Brief ::
Print all entries precisely as they are written.

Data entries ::
========================================================================

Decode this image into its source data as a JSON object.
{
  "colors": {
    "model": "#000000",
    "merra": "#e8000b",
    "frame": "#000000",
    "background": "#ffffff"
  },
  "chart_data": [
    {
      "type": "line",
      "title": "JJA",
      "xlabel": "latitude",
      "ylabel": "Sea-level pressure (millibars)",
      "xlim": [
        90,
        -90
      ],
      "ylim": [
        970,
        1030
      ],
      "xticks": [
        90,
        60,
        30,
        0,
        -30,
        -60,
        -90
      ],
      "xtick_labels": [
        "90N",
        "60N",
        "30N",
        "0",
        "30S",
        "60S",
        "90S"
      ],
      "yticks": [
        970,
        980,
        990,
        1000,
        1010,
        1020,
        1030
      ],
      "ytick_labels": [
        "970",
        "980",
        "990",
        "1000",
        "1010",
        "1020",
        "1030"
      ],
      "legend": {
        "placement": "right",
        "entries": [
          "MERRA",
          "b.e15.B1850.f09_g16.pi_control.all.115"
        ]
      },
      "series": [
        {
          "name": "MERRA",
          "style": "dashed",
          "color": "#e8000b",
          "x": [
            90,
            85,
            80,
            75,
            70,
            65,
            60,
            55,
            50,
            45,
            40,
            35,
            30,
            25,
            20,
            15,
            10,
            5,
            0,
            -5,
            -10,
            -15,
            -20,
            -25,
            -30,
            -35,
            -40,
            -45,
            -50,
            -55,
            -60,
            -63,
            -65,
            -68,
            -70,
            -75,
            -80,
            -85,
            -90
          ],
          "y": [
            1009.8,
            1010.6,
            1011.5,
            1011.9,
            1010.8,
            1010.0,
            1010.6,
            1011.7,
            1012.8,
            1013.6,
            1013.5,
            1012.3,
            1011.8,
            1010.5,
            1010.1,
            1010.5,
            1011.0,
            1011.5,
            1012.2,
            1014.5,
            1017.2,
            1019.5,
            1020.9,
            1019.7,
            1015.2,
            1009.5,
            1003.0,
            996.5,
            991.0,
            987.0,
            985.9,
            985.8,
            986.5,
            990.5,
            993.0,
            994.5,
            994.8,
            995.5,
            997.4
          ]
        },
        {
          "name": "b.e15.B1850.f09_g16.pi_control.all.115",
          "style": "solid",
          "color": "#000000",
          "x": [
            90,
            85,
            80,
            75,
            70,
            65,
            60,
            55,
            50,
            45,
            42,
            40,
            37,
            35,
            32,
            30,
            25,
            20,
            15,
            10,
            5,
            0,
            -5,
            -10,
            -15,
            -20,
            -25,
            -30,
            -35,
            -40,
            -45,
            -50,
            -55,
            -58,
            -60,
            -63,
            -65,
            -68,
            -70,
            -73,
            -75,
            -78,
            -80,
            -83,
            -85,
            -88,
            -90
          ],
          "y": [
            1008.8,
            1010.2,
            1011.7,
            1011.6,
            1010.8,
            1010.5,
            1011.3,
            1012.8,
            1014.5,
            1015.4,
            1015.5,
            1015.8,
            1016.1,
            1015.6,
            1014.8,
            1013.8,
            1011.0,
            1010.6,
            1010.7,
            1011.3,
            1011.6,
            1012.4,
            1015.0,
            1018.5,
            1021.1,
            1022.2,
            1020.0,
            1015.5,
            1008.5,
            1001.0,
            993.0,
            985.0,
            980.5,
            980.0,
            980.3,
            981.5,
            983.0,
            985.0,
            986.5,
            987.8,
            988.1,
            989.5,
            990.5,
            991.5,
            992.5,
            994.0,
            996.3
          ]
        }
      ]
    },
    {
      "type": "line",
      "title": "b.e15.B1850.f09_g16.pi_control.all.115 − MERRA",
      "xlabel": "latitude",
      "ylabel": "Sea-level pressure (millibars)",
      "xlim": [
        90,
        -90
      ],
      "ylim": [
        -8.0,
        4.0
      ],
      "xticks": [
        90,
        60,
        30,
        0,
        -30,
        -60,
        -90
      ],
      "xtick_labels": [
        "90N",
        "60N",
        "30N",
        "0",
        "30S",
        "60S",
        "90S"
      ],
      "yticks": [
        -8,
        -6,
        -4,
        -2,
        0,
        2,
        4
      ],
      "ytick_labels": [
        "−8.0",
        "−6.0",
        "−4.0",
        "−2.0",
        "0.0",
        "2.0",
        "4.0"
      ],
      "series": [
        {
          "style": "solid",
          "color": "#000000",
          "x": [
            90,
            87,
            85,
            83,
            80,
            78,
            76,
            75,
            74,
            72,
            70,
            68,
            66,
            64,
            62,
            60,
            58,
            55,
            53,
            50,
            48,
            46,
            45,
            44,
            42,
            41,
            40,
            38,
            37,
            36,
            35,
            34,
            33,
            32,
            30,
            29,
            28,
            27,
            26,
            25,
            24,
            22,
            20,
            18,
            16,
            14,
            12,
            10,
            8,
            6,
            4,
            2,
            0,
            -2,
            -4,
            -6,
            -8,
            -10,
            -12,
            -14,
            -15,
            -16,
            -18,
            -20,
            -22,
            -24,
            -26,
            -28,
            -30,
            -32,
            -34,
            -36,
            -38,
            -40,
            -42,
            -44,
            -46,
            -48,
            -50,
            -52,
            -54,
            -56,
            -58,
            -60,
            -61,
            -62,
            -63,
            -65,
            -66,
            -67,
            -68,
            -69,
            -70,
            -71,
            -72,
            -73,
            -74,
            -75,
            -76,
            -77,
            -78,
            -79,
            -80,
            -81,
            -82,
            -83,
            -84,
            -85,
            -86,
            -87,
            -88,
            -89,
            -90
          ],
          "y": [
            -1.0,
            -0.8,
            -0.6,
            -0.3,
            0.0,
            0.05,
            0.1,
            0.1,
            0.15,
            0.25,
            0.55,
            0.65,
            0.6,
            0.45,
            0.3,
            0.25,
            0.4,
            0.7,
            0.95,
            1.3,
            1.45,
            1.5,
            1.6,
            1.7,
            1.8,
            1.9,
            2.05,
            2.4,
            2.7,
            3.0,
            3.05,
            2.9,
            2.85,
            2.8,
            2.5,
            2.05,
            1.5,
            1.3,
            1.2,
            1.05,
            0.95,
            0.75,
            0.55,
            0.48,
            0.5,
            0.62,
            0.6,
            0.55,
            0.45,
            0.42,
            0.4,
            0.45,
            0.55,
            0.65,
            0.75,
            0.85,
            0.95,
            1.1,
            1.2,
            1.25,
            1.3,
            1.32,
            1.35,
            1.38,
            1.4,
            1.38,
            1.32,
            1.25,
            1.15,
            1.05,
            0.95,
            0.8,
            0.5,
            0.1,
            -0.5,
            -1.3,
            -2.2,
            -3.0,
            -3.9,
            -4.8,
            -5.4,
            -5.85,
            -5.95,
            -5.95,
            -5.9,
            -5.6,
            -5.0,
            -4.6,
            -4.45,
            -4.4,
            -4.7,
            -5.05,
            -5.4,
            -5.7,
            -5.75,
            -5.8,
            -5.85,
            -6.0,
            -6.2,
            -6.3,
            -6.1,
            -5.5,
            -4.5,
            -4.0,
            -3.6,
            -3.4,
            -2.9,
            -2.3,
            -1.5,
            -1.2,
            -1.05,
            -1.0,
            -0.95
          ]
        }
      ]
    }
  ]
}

========================================================================

Result ::
Decode this image into its source data as a JSON object.
{
  "colors": {
    "model": "#000000",
    "merra": "#e8000b",
    "frame": "#000000",
    "background": "#ffffff"
  },
  "chart_data": [
    {
      "type": "line",
      "title": "JJA",
      "xlabel": "latitude",
      "ylabel": "Sea-level pressure (millibars)",
      "xlim": [
        90,
        -90
      ],
      "ylim": [
        970,
        1030
      ],
      "xticks": [
        90,
        60,
        30,
        0,
        -30,
        -60,
        -90
      ],
      "xtick_labels": [
        "90N",
        "60N",
        "30N",
        "0",
        "30S",
        "60S",
        "90S"
      ],
      "yticks": [
        970,
        980,
        990,
        1000,
        1010,
        1020,
        1030
      ],
      "ytick_labels": [
        "970",
        "980",
        "990",
        "1000",
        "1010",
        "1020",
        "1030"
      ],
      "legend": {
        "placement": "right",
        "entries": [
          "MERRA",
          "b.e15.B1850.f09_g16.pi_control.all.115"
        ]
      },
      "series": [
        {
          "name": "MERRA",
          "style": "dashed",
          "color": "#e8000b",
          "x": [
            90,
            85,
            80,
            75,
            70,
            65,
            60,
            55,
            50,
            45,
            40,
            35,
            30,
            25,
            20,
            15,
            10,
            5,
            0,
            -5,
            -10,
            -15,
            -20,
            -25,
            -30,
            -35,
            -40,
            -45,
            -50,
            -55,
            -60,
            -63,
            -65,
            -68,
            -70,
            -75,
            -80,
            -85,
            -90
          ],
          "y": [
            1009.8,
            1010.6,
            1011.5,
            1011.9,
            1010.8,
            1010.0,
            1010.6,
            1011.7,
            1012.8,
            1013.6,
            1013.5,
            1012.3,
            1011.8,
            1010.5,
            1010.1,
            1010.5,
            1011.0,
            1011.5,
            1012.2,
            1014.5,
            1017.2,
            1019.5,
            1020.9,
            1019.7,
            1015.2,
            1009.5,
            1003.0,
            996.5,
            991.0,
            987.0,
            985.9,
            985.8,
            986.5,
            990.5,
            993.0,
            994.5,
            994.8,
            995.5,
            997.4
          ]
        },
        {
          "name": "b.e15.B1850.f09_g16.pi_control.all.115",
          "style": "solid",
          "color": "#000000",
          "x": [
            90,
            85,
            80,
            75,
            70,
            65,
            60,
            55,
            50,
            45,
            42,
            40,
            37,
            35,
            32,
            30,
            25,
            20,
            15,
            10,
            5,
            0,
            -5,
            -10,
            -15,
            -20,
            -25,
            -30,
            -35,
            -40,
            -45,
            -50,
            -55,
            -58,
            -60,
            -63,
            -65,
            -68,
            -70,
            -73,
            -75,
            -78,
            -80,
            -83,
            -85,
            -88,
            -90
          ],
          "y": [
            1008.8,
            1010.2,
            1011.7,
            1011.6,
            1010.8,
            1010.5,
            1011.3,
            1012.8,
            1014.5,
            1015.4,
            1015.5,
            1015.8,
            1016.1,
            1015.6,
            1014.8,
            1013.8,
            1011.0,
            1010.6,
            1010.7,
            1011.3,
            1011.6,
            1012.4,
            1015.0,
            1018.5,
            1021.1,
            1022.2,
            1020.0,
            1015.5,
            1008.5,
            1001.0,
            993.0,
            985.0,
            980.5,
            980.0,
            980.3,
            981.5,
            983.0,
            985.0,
            986.5,
            987.8,
            988.1,
            989.5,
            990.5,
            991.5,
            992.5,
            994.0,
            996.3
          ]
        }
      ]
    },
    {
      "type": "line",
      "title": "b.e15.B1850.f09_g16.pi_control.all.115 − MERRA",
      "xlabel": "latitude",
      "ylabel": "Sea-level pressure (millibars)",
      "xlim": [
        90,
        -90
      ],
      "ylim": [
        -8.0,
        4.0
      ],
      "xticks": [
        90,
        60,
        30,
        0,
        -30,
        -60,
        -90
      ],
      "xtick_labels": [
        "90N",
        "60N",
        "30N",
        "0",
        "30S",
        "60S",
        "90S"
      ],
      "yticks": [
        -8,
        -6,
        -4,
        -2,
        0,
        2,
        4
      ],
      "ytick_labels": [
        "−8.0",
        "−6.0",
        "−4.0",
        "−2.0",
        "0.0",
        "2.0",
        "4.0"
      ],
      "series": [
        {
          "style": "solid",
          "color": "#000000",
          "x": [
            90,
            87,
            85,
            83,
            80,
            78,
            76,
            75,
            74,
            72,
            70,
            68,
            66,
            64,
            62,
            60,
            58,
            55,
            53,
            50,
            48,
            46,
            45,
            44,
            42,
            41,
            40,
            38,
            37,
            36,
            35,
            34,
            33,
            32,
            30,
            29,
            28,
            27,
            26,
            25,
            24,
            22,
            20,
            18,
            16,
            14,
            12,
            10,
            8,
            6,
            4,
            2,
            0,
            -2,
            -4,
            -6,
            -8,
            -10,
            -12,
            -14,
            -15,
            -16,
            -18,
            -20,
            -22,
            -24,
            -26,
            -28,
            -30,
            -32,
            -34,
            -36,
            -38,
            -40,
            -42,
            -44,
            -46,
            -48,
            -50,
            -52,
            -54,
            -56,
            -58,
            -60,
            -61,
            -62,
            -63,
            -65,
            -66,
            -67,
            -68,
            -69,
            -70,
            -71,
            -72,
            -73,
            -74,
            -75,
            -76,
            -77,
            -78,
            -79,
            -80,
            -81,
            -82,
            -83,
            -84,
            -85,
            -86,
            -87,
            -88,
            -89,
            -90
          ],
          "y": [
            -1.0,
            -0.8,
            -0.6,
            -0.3,
            0.0,
            0.05,
            0.1,
            0.1,
            0.15,
            0.25,
            0.55,
            0.65,
            0.6,
            0.45,
            0.3,
            0.25,
            0.4,
            0.7,
            0.95,
            1.3,
            1.45,
            1.5,
            1.6,
            1.7,
            1.8,
            1.9,
            2.05,
            2.4,
            2.7,
            3.0,
            3.05,
            2.9,
            2.85,
            2.8,
            2.5,
            2.05,
            1.5,
            1.3,
            1.2,
            1.05,
            0.95,
            0.75,
            0.55,
            0.48,
            0.5,
            0.62,
            0.6,
            0.55,
            0.45,
            0.42,
            0.4,
            0.45,
            0.55,
            0.65,
            0.75,
            0.85,
            0.95,
            1.1,
            1.2,
            1.25,
            1.3,
            1.32,
            1.35,
            1.38,
            1.4,
            1.38,
            1.32,
            1.25,
            1.15,
            1.05,
            0.95,
            0.8,
            0.5,
            0.1,
            -0.5,
            -1.3,
            -2.2,
            -3.0,
            -3.9,
            -4.8,
            -5.4,
            -5.85,
            -5.95,
            -5.95,
            -5.9,
            -5.6,
            -5.0,
            -4.6,
            -4.45,
            -4.4,
            -4.7,
            -5.05,
            -5.4,
            -5.7,
            -5.75,
            -5.8,
            -5.85,
            -6.0,
            -6.2,
            -6.3,
            -6.1,
            -5.5,
            -4.5,
            -4.0,
            -3.6,
            -3.4,
            -2.9,
            -2.3,
            -1.5,
            -1.2,
            -1.05,
            -1.0,
            -0.95
          ]
        }
      ]
    }
  ]
}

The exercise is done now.